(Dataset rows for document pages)
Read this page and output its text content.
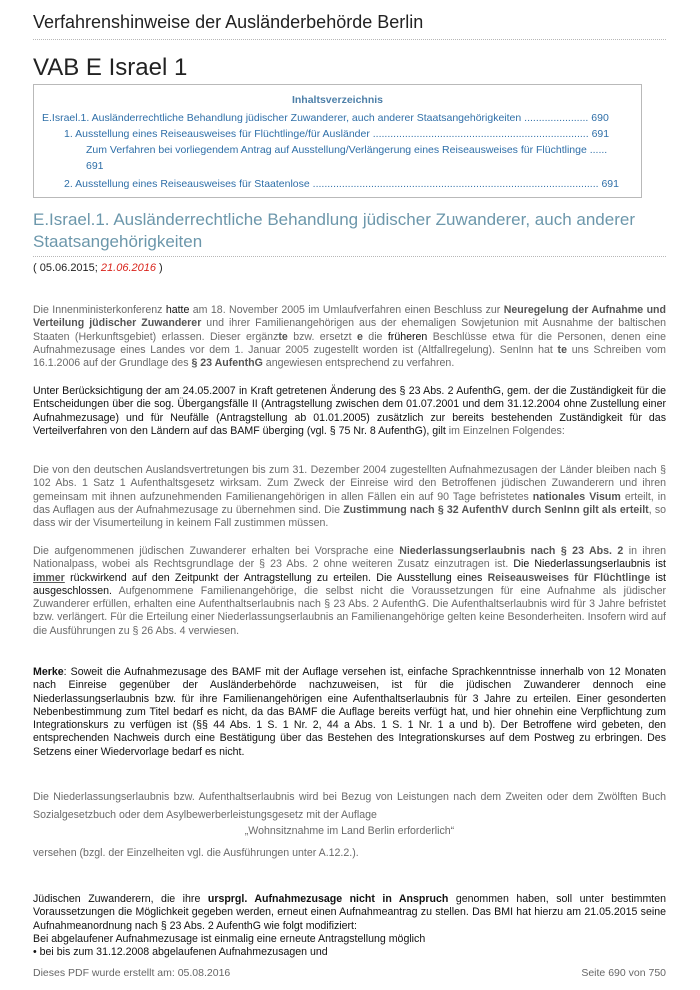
Verfahrenshinweise der Ausländerbehörde Berlin
VAB E Israel 1
Inhaltsverzeichnis
E.Israel.1. Ausländerrechtliche Behandlung jüdischer Zuwanderer, auch anderer Staatsangehörigkeiten ...................... 690
1. Ausstellung eines Reiseausweises für Flüchtlinge/für Ausländer .......................................................................... 691
Zum Verfahren bei vorliegendem Antrag auf Ausstellung/Verlängerung eines Reiseausweises für Flüchtlinge ......
691
2. Ausstellung eines Reiseausweises für Staatenlose .................................................................................................. 691
E.Israel.1. Ausländerrechtliche Behandlung jüdischer Zuwanderer, auch anderer Staatsangehörigkeiten
( 05.06.2015; 21.06.2016 )
Die Innenministerkonferenz hatte am 18. November 2005 im Umlaufverfahren einen Beschluss zur Neuregelung der Aufnahme und Verteilung jüdischer Zuwanderer und ihrer Familienangehörigen aus der ehemaligen Sowjetunion mit Ausnahme der baltischen Staaten (Herkunftsgebiet) erlassen. Dieser ergänzte bzw. ersetzt e die früheren Beschlüsse etwa für die Personen, denen eine Aufnahmezusage eines Landes vor dem 1. Januar 2005 zugestellt worden ist (Altfallregelung). SenInn hat te uns Schreiben vom 16.1.2006 auf der Grundlage des § 23 AufenthG angewiesen entsprechend zu verfahren.
Unter Berücksichtigung der am 24.05.2007 in Kraft getretenen Änderung des § 23 Abs. 2 AufenthG, gem. der die Zuständigkeit für die Entscheidungen über die sog. Übergangsfälle II (Antragstellung zwischen dem 01.07.2001 und dem 31.12.2004 ohne Zustellung einer Aufnahmezusage) und für Neufälle (Antragstellung ab 01.01.2005) zusätzlich zur bereits bestehenden Zuständigkeit für das Verteilverfahren von den Ländern auf das BAMF überging (vgl. § 75 Nr. 8 AufenthG), gilt im Einzelnen Folgendes:
Die von den deutschen Auslandsvertretungen bis zum 31. Dezember 2004 zugestellten Aufnahmezusagen der Länder bleiben nach § 102 Abs. 1 Satz 1 Aufenthaltsgesetz wirksam. Zum Zweck der Einreise wird den Betroffenen jüdischen Zuwanderern und ihren gemeinsam mit ihnen aufzunehmenden Familienangehörigen in allen Fällen ein auf 90 Tage befristetes nationales Visum erteilt, in das Auflagen aus der Aufnahmezusage zu übernehmen sind. Die Zustimmung nach § 32 AufenthV durch SenInn gilt als erteilt, so dass wir der Visumerteilung in keinem Fall zustimmen müssen.
Die aufgenommenen jüdischen Zuwanderer erhalten bei Vorsprache eine Niederlassungserlaubnis nach § 23 Abs. 2 in ihren Nationalpass, wobei als Rechtsgrundlage der § 23 Abs. 2 ohne weiteren Zusatz einzutragen ist. Die Niederlassungserlaubnis ist immer rückwirkend auf den Zeitpunkt der Antragstellung zu erteilen. Die Ausstellung eines Reiseausweises für Flüchtlinge ist ausgeschlossen. Aufgenommene Familienangehörige, die selbst nicht die Voraussetzungen für eine Aufnahme als jüdischer Zuwanderer erfüllen, erhalten eine Aufenthaltserlaubnis nach § 23 Abs. 2 AufenthG. Die Aufenthaltserlaubnis wird für 3 Jahre befristet bzw. verlängert. Für die Erteilung einer Niederlassungserlaubnis an Familienangehörige gelten keine Besonderheiten. Insofern wird auf die Ausführungen zu § 26 Abs. 4 verwiesen.
Merke: Soweit die Aufnahmezusage des BAMF mit der Auflage versehen ist, einfache Sprachkenntnisse innerhalb von 12 Monaten nach Einreise gegenüber der Ausländerbehörde nachzuweisen, ist für die jüdischen Zuwanderer dennoch eine Niederlassungserlaubnis bzw. für ihre Familienangehörigen eine Aufenthaltserlaubnis für 3 Jahre zu erteilen. Einer gesonderten Nebenbestimmung zum Titel bedarf es nicht, da das BAMF die Auflage bereits verfügt hat, und hier ohnehin eine Verpflichtung zum Integrationskurs zu verfügen ist (§§ 44 Abs. 1 S. 1 Nr. 2, 44 a Abs. 1 S. 1 Nr. 1 a und b). Der Betroffene wird gebeten, den entsprechenden Nachweis durch eine Bestätigung über das Bestehen des Integrationskurses auf dem Postweg zu erbringen. Des Setzens einer Wiedervorlage bedarf es nicht.
Die Niederlassungserlaubnis bzw. Aufenthaltserlaubnis wird bei Bezug von Leistungen nach dem Zweiten oder dem Zwölften Buch Sozialgesetzbuch oder dem Asylbewerberleistungsgesetz mit der Auflage
„Wohnsitznahme im Land Berlin erforderlich“
versehen (bzgl. der Einzelheiten vgl. die Ausführungen unter A.12.2.).
Jüdischen Zuwanderern, die ihre ursprgl. Aufnahmezusage nicht in Anspruch genommen haben, soll unter bestimmten Voraussetzungen die Möglichkeit gegeben werden, erneut einen Aufnahmeantrag zu stellen. Das BMI hat hierzu am 21.05.2015 seine Aufnahmeanordnung nach § 23 Abs. 2 AufenthG wie folgt modifiziert:
Bei abgelaufener Aufnahmezusage ist einmalig eine erneute Antragstellung möglich
• bei bis zum 31.12.2008 abgelaufenen Aufnahmezusagen und
Dieses PDF wurde erstellt am: 05.08.2016	Seite 690 von 750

- **Exercise objective**: Exclude every picture, then reproduce the remaining data character for character.

- **Solution**:
Read this page and output its text content.
Verfahrenshinweise der Ausländerbehörde Berlin
VAB E Israel 1
Inhaltsverzeichnis
E.Israel.1. Ausländerrechtliche Behandlung jüdischer Zuwanderer, auch anderer Staatsangehörigkeiten ...................... 690
1. Ausstellung eines Reiseausweises für Flüchtlinge/für Ausländer .......................................................................... 691
Zum Verfahren bei vorliegendem Antrag auf Ausstellung/Verlängerung eines Reiseausweises für Flüchtlinge ......
691
2. Ausstellung eines Reiseausweises für Staatenlose .................................................................................................. 691
E.Israel.1. Ausländerrechtliche Behandlung jüdischer Zuwanderer, auch anderer Staatsangehörigkeiten
( 05.06.2015; 21.06.2016 )
Die Innenministerkonferenz hatte am 18. November 2005 im Umlaufverfahren einen Beschluss zur Neuregelung der Aufnahme und Verteilung jüdischer Zuwanderer und ihrer Familienangehörigen aus der ehemaligen Sowjetunion mit Ausnahme der baltischen Staaten (Herkunftsgebiet) erlassen. Dieser ergänzte bzw. ersetzt e die früheren Beschlüsse etwa für die Personen, denen eine Aufnahmezusage eines Landes vor dem 1. Januar 2005 zugestellt worden ist (Altfallregelung). SenInn hat te uns Schreiben vom 16.1.2006 auf der Grundlage des § 23 AufenthG angewiesen entsprechend zu verfahren.
Unter Berücksichtigung der am 24.05.2007 in Kraft getretenen Änderung des § 23 Abs. 2 AufenthG, gem. der die Zuständigkeit für die Entscheidungen über die sog. Übergangsfälle II (Antragstellung zwischen dem 01.07.2001 und dem 31.12.2004 ohne Zustellung einer Aufnahmezusage) und für Neufälle (Antragstellung ab 01.01.2005) zusätzlich zur bereits bestehenden Zuständigkeit für das Verteilverfahren von den Ländern auf das BAMF überging (vgl. § 75 Nr. 8 AufenthG), gilt im Einzelnen Folgendes:
Die von den deutschen Auslandsvertretungen bis zum 31. Dezember 2004 zugestellten Aufnahmezusagen der Länder bleiben nach § 102 Abs. 1 Satz 1 Aufenthaltsgesetz wirksam. Zum Zweck der Einreise wird den Betroffenen jüdischen Zuwanderern und ihren gemeinsam mit ihnen aufzunehmenden Familienangehörigen in allen Fällen ein auf 90 Tage befristetes nationales Visum erteilt, in das Auflagen aus der Aufnahmezusage zu übernehmen sind. Die Zustimmung nach § 32 AufenthV durch SenInn gilt als erteilt, so dass wir der Visumerteilung in keinem Fall zustimmen müssen.
Die aufgenommenen jüdischen Zuwanderer erhalten bei Vorsprache eine Niederlassungserlaubnis nach § 23 Abs. 2 in ihren Nationalpass, wobei als Rechtsgrundlage der § 23 Abs. 2 ohne weiteren Zusatz einzutragen ist. Die Niederlassungserlaubnis ist immer rückwirkend auf den Zeitpunkt der Antragstellung zu erteilen. Die Ausstellung eines Reiseausweises für Flüchtlinge ist ausgeschlossen. Aufgenommene Familienangehörige, die selbst nicht die Voraussetzungen für eine Aufnahme als jüdischer Zuwanderer erfüllen, erhalten eine Aufenthaltserlaubnis nach § 23 Abs. 2 AufenthG. Die Aufenthaltserlaubnis wird für 3 Jahre befristet bzw. verlängert. Für die Erteilung einer Niederlassungserlaubnis an Familienangehörige gelten keine Besonderheiten. Insofern wird auf die Ausführungen zu § 26 Abs. 4 verwiesen.
Merke: Soweit die Aufnahmezusage des BAMF mit der Auflage versehen ist, einfache Sprachkenntnisse innerhalb von 12 Monaten nach Einreise gegenüber der Ausländerbehörde nachzuweisen, ist für die jüdischen Zuwanderer dennoch eine Niederlassungserlaubnis bzw. für ihre Familienangehörigen eine Aufenthaltserlaubnis für 3 Jahre zu erteilen. Einer gesonderten Nebenbestimmung zum Titel bedarf es nicht, da das BAMF die Auflage bereits verfügt hat, und hier ohnehin eine Verpflichtung zum Integrationskurs zu verfügen ist (§§ 44 Abs. 1 S. 1 Nr. 2, 44 a Abs. 1 S. 1 Nr. 1 a und b). Der Betroffene wird gebeten, den entsprechenden Nachweis durch eine Bestätigung über das Bestehen des Integrationskurses auf dem Postweg zu erbringen. Des Setzens einer Wiedervorlage bedarf es nicht.
Die Niederlassungserlaubnis bzw. Aufenthaltserlaubnis wird bei Bezug von Leistungen nach dem Zweiten oder dem Zwölften Buch Sozialgesetzbuch oder dem Asylbewerberleistungsgesetz mit der Auflage
„Wohnsitznahme im Land Berlin erforderlich“
versehen (bzgl. der Einzelheiten vgl. die Ausführungen unter A.12.2.).
Jüdischen Zuwanderern, die ihre ursprgl. Aufnahmezusage nicht in Anspruch genommen haben, soll unter bestimmten Voraussetzungen die Möglichkeit gegeben werden, erneut einen Aufnahmeantrag zu stellen. Das BMI hat hierzu am 21.05.2015 seine Aufnahmeanordnung nach § 23 Abs. 2 AufenthG wie folgt modifiziert:
Bei abgelaufener Aufnahmezusage ist einmalig eine erneute Antragstellung möglich
• bei bis zum 31.12.2008 abgelaufenen Aufnahmezusagen und
Dieses PDF wurde erstellt am: 05.08.2016	Seite 690 von 750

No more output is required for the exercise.